## What needs to be done
Which lines have the string "AFORAMENTS"? Copy all of them from the entries below.

## Source material
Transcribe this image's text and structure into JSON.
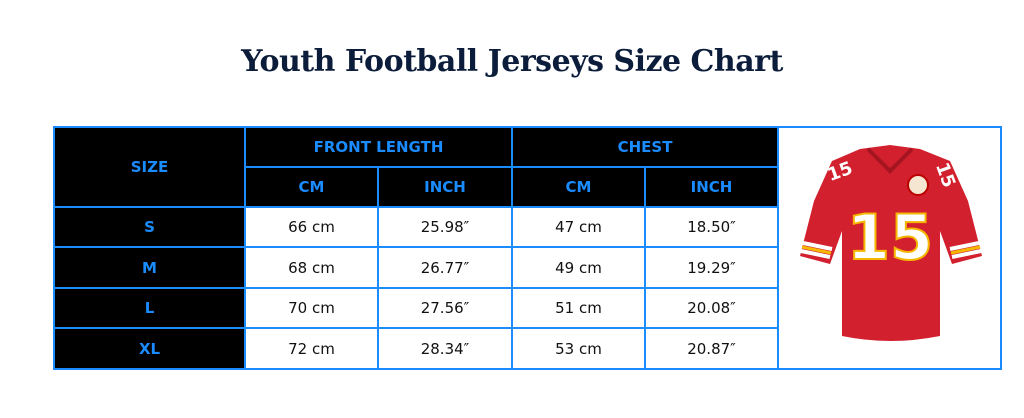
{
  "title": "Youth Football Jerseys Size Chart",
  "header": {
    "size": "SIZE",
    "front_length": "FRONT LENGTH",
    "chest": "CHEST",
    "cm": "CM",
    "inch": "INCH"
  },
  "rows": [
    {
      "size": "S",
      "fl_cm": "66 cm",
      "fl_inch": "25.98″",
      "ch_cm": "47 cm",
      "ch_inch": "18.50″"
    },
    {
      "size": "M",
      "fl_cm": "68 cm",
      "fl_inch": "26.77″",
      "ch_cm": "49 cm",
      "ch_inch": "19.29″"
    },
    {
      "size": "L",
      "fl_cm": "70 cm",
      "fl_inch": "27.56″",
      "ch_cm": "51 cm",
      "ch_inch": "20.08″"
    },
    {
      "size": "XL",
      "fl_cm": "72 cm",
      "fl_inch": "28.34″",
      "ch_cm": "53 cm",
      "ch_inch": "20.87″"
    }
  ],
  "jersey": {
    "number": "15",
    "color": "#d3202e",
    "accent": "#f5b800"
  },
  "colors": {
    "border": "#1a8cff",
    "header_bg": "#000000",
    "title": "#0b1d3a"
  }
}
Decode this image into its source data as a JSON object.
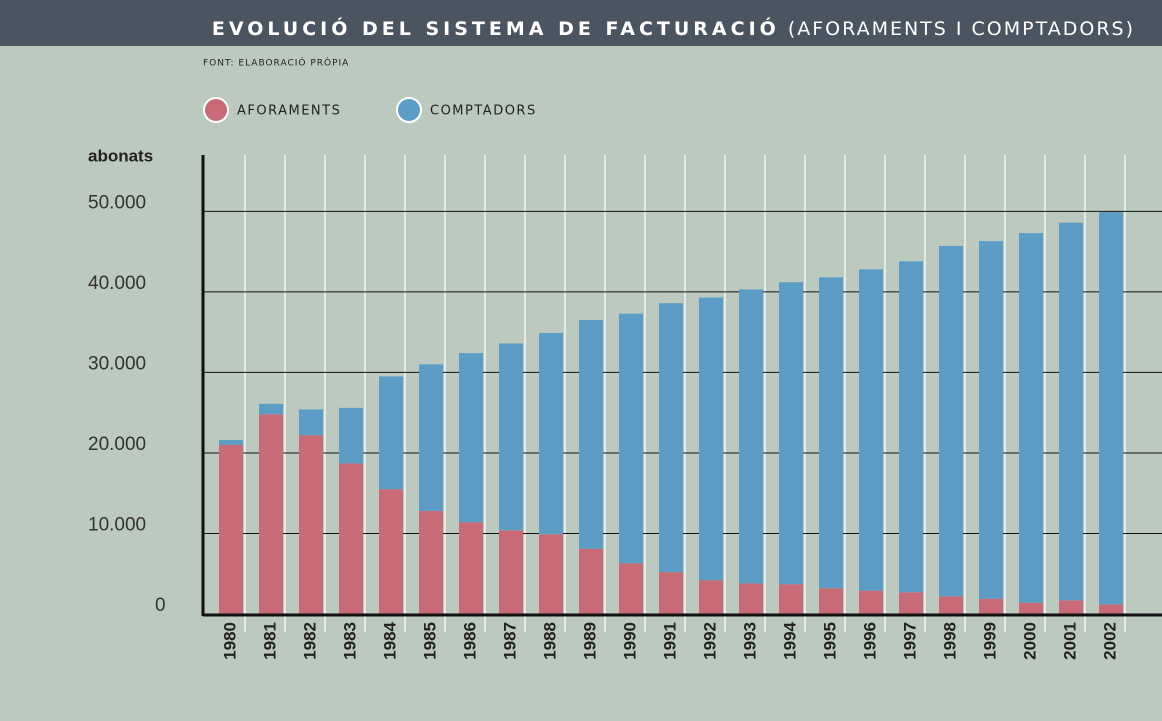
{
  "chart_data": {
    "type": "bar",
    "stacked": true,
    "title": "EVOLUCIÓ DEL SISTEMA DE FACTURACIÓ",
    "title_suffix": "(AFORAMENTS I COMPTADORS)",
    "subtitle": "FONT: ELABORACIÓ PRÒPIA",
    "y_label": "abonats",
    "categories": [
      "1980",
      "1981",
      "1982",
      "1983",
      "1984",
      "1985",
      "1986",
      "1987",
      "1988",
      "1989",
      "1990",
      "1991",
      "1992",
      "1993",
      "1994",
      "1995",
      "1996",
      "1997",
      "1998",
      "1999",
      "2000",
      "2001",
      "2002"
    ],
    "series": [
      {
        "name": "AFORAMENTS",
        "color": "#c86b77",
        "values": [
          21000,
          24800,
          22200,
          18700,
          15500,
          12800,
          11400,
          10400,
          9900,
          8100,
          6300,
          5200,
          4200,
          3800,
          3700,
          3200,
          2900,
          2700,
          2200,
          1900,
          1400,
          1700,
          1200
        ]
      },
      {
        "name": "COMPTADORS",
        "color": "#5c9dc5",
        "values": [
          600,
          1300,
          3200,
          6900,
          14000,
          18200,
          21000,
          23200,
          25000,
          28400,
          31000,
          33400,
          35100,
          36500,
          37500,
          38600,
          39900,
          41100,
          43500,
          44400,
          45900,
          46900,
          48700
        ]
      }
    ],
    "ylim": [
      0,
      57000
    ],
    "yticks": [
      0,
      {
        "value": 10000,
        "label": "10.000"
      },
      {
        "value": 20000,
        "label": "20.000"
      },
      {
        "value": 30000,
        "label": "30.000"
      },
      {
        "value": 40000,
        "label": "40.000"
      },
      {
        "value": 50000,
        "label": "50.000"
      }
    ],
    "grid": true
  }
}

--

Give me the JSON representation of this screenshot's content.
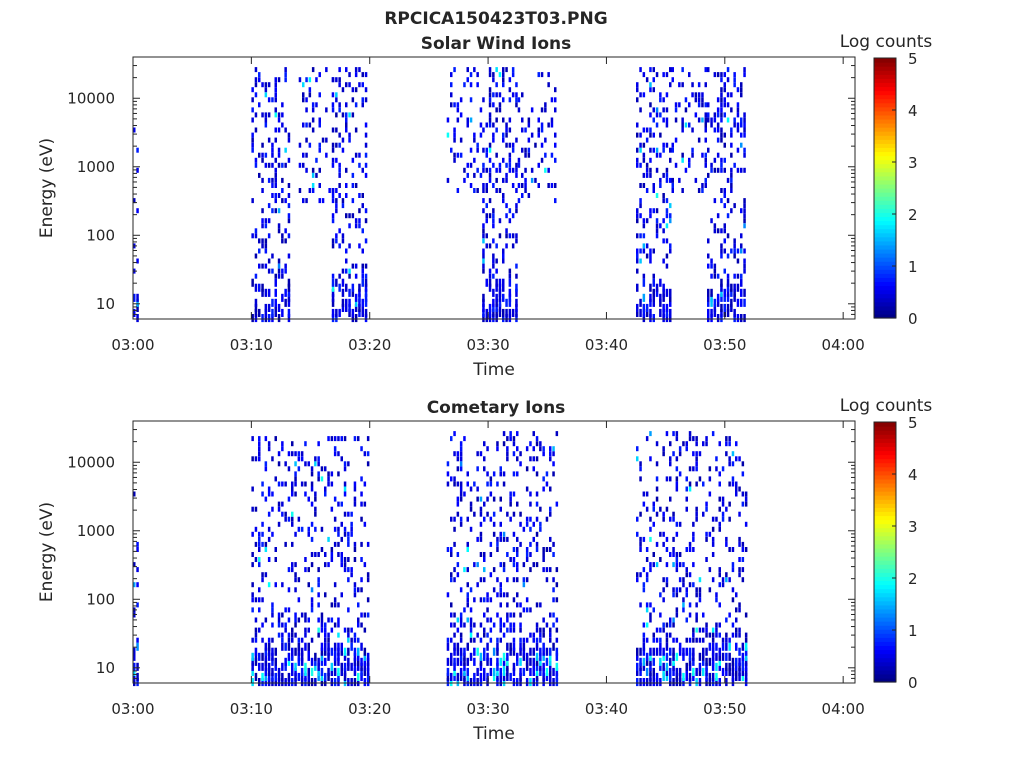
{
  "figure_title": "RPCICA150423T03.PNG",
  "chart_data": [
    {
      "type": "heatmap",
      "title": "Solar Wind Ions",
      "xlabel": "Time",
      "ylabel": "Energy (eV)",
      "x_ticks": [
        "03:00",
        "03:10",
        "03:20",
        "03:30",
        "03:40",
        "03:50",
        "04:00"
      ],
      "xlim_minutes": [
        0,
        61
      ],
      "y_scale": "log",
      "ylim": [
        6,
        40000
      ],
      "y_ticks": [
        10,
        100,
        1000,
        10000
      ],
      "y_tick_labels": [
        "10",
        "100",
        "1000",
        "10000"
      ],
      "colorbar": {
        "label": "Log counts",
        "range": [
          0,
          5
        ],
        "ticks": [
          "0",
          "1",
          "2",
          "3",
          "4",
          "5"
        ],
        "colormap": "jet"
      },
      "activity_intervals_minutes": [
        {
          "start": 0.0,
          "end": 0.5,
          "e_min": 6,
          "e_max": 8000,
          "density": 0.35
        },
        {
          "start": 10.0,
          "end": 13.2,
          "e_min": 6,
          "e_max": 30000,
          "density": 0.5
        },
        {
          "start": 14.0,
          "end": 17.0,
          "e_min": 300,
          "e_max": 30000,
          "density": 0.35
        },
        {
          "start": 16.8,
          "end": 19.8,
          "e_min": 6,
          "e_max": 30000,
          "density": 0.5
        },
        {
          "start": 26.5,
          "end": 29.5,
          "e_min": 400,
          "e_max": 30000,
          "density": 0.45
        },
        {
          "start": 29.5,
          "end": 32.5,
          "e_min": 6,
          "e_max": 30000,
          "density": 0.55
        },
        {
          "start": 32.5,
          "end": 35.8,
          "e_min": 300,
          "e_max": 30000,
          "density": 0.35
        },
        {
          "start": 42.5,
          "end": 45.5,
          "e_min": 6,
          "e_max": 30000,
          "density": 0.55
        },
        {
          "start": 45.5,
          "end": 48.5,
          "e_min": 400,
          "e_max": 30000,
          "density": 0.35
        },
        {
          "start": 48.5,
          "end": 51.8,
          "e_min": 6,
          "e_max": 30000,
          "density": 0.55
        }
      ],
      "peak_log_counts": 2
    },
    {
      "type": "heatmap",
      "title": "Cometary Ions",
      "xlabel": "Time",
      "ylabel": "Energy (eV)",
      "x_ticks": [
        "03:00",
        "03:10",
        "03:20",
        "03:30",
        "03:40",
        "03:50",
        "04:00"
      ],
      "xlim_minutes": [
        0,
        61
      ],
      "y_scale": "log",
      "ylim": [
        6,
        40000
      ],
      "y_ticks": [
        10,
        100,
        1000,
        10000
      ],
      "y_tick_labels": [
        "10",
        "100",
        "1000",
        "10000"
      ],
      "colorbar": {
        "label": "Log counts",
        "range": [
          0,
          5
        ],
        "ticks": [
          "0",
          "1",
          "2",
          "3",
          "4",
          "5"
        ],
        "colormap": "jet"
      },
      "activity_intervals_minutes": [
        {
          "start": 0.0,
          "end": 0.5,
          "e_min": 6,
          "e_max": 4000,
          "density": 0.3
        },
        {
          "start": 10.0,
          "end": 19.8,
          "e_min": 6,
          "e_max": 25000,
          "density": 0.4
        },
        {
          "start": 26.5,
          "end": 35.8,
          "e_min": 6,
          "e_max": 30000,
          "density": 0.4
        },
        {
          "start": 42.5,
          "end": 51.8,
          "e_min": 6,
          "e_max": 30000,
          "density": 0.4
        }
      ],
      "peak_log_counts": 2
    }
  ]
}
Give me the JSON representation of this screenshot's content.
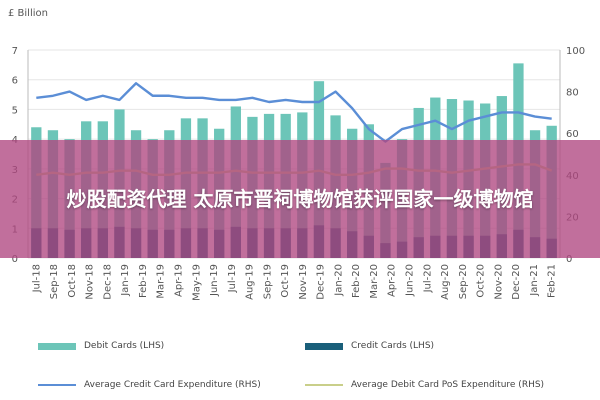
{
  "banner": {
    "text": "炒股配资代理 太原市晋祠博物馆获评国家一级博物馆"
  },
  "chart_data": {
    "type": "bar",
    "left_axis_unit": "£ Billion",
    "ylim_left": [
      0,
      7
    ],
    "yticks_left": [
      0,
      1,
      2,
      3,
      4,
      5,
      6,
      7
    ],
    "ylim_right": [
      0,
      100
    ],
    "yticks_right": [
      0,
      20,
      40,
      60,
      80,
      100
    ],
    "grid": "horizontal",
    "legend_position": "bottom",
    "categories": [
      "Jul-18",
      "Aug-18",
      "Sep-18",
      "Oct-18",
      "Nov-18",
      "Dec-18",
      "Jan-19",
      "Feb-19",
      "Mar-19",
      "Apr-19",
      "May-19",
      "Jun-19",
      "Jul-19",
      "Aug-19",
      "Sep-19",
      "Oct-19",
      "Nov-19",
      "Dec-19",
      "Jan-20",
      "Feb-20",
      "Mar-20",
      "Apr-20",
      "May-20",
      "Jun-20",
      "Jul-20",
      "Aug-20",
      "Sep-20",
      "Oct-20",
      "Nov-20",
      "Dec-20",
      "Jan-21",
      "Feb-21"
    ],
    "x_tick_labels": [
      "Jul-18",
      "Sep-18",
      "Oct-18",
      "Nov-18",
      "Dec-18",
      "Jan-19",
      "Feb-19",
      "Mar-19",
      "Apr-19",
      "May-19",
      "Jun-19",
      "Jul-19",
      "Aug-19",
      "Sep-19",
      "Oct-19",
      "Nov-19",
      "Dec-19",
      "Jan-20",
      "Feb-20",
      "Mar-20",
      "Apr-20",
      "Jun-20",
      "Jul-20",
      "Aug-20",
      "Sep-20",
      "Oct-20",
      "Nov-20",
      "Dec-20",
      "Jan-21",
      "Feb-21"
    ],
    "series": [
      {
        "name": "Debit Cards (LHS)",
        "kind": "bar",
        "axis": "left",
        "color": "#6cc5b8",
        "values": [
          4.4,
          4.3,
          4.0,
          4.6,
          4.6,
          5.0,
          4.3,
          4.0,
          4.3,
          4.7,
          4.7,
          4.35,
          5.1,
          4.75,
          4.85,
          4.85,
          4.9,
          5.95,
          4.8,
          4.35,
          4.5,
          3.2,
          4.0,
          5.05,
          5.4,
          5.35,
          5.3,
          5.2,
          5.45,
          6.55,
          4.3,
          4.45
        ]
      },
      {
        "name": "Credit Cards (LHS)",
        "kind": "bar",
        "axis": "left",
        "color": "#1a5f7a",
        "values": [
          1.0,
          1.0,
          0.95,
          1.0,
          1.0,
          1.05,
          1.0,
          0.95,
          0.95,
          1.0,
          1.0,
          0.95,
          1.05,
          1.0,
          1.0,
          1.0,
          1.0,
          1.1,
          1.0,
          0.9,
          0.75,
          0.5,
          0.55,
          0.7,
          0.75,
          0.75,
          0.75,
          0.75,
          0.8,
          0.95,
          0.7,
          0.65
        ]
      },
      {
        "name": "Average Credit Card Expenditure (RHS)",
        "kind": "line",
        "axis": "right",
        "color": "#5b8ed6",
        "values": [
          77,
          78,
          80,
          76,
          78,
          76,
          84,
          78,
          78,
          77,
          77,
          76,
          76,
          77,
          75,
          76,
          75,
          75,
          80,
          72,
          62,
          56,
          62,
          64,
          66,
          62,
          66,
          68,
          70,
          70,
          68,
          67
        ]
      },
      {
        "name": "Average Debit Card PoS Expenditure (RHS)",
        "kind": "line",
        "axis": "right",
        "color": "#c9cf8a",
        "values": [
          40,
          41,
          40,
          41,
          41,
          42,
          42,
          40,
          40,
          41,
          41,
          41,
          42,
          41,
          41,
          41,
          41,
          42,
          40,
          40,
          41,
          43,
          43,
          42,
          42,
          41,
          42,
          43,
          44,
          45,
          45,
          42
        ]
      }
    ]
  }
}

* * *

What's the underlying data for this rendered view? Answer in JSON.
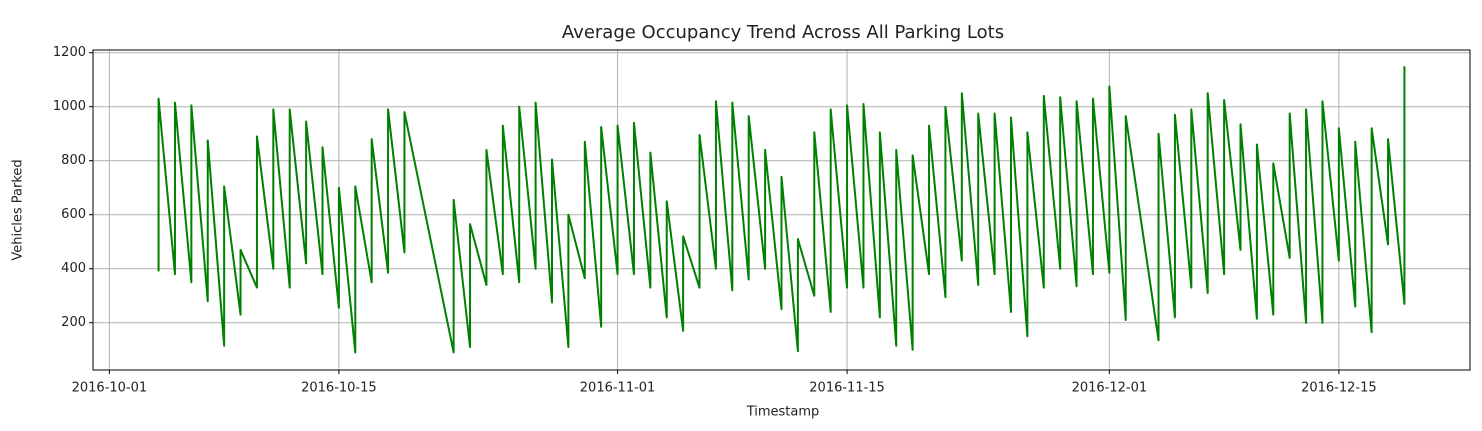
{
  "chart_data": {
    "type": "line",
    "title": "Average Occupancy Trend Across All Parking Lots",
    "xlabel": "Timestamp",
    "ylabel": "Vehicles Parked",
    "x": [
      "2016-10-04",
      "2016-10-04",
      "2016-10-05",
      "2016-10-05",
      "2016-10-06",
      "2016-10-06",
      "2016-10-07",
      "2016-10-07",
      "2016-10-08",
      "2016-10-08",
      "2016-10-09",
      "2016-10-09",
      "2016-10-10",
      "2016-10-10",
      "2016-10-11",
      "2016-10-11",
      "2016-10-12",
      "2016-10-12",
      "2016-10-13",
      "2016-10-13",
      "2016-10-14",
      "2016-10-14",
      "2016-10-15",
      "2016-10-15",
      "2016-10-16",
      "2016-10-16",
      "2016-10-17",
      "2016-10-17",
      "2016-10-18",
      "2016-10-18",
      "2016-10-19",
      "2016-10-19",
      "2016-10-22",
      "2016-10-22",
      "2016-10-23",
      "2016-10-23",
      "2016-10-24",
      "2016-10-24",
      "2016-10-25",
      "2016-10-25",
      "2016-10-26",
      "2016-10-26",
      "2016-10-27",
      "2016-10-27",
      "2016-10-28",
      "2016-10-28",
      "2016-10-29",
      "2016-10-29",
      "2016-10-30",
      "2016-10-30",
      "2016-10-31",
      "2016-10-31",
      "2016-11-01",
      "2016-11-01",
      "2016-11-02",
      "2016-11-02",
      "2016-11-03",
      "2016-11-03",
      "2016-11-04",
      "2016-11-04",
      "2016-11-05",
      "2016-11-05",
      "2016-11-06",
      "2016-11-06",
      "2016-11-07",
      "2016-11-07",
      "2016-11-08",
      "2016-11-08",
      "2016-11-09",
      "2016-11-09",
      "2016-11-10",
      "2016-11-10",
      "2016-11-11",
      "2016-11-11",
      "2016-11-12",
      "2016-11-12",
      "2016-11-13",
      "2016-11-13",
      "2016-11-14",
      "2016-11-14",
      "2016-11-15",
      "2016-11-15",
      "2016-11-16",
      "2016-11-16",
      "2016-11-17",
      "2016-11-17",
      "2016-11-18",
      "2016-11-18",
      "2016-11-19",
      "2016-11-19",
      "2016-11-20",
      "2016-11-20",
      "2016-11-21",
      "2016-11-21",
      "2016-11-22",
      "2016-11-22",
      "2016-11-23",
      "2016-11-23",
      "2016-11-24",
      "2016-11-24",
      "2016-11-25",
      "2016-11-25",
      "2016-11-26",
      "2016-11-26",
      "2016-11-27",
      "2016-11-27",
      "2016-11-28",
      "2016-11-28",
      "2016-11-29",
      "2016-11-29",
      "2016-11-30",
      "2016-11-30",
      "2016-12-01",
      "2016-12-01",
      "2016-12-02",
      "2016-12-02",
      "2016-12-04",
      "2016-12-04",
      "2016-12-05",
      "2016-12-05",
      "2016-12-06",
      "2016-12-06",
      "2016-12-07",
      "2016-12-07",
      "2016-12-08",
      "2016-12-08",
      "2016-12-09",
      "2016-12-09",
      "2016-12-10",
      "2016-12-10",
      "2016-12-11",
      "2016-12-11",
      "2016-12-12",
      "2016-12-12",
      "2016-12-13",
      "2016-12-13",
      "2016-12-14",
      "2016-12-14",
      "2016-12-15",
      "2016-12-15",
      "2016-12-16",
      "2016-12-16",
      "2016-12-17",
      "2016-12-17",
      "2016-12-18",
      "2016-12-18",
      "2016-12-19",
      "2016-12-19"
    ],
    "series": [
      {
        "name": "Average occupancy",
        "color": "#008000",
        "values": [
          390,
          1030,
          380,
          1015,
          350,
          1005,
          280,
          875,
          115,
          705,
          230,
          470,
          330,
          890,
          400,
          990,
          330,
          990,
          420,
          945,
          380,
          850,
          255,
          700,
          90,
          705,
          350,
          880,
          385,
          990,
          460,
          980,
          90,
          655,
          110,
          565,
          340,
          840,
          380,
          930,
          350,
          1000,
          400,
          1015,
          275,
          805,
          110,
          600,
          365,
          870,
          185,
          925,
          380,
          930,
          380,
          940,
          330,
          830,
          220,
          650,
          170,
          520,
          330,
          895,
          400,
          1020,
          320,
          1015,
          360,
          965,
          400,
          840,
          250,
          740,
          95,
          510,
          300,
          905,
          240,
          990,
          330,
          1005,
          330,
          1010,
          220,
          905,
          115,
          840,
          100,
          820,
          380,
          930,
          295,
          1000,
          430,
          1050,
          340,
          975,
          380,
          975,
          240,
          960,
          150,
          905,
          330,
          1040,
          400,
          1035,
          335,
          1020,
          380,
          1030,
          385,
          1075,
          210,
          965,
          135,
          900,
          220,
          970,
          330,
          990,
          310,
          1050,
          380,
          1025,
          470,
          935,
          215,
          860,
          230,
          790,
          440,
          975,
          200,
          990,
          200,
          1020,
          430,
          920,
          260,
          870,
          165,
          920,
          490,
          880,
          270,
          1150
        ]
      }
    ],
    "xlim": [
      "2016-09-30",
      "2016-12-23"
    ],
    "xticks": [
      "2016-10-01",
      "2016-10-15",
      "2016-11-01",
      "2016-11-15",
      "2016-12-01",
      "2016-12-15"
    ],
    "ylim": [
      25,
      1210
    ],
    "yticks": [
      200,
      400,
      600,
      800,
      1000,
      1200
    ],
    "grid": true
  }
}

## Solution to the problem
    "title_suffix": "(AFORAMENTS I COMPTADORS)",
        "name": "AFORAMENTS",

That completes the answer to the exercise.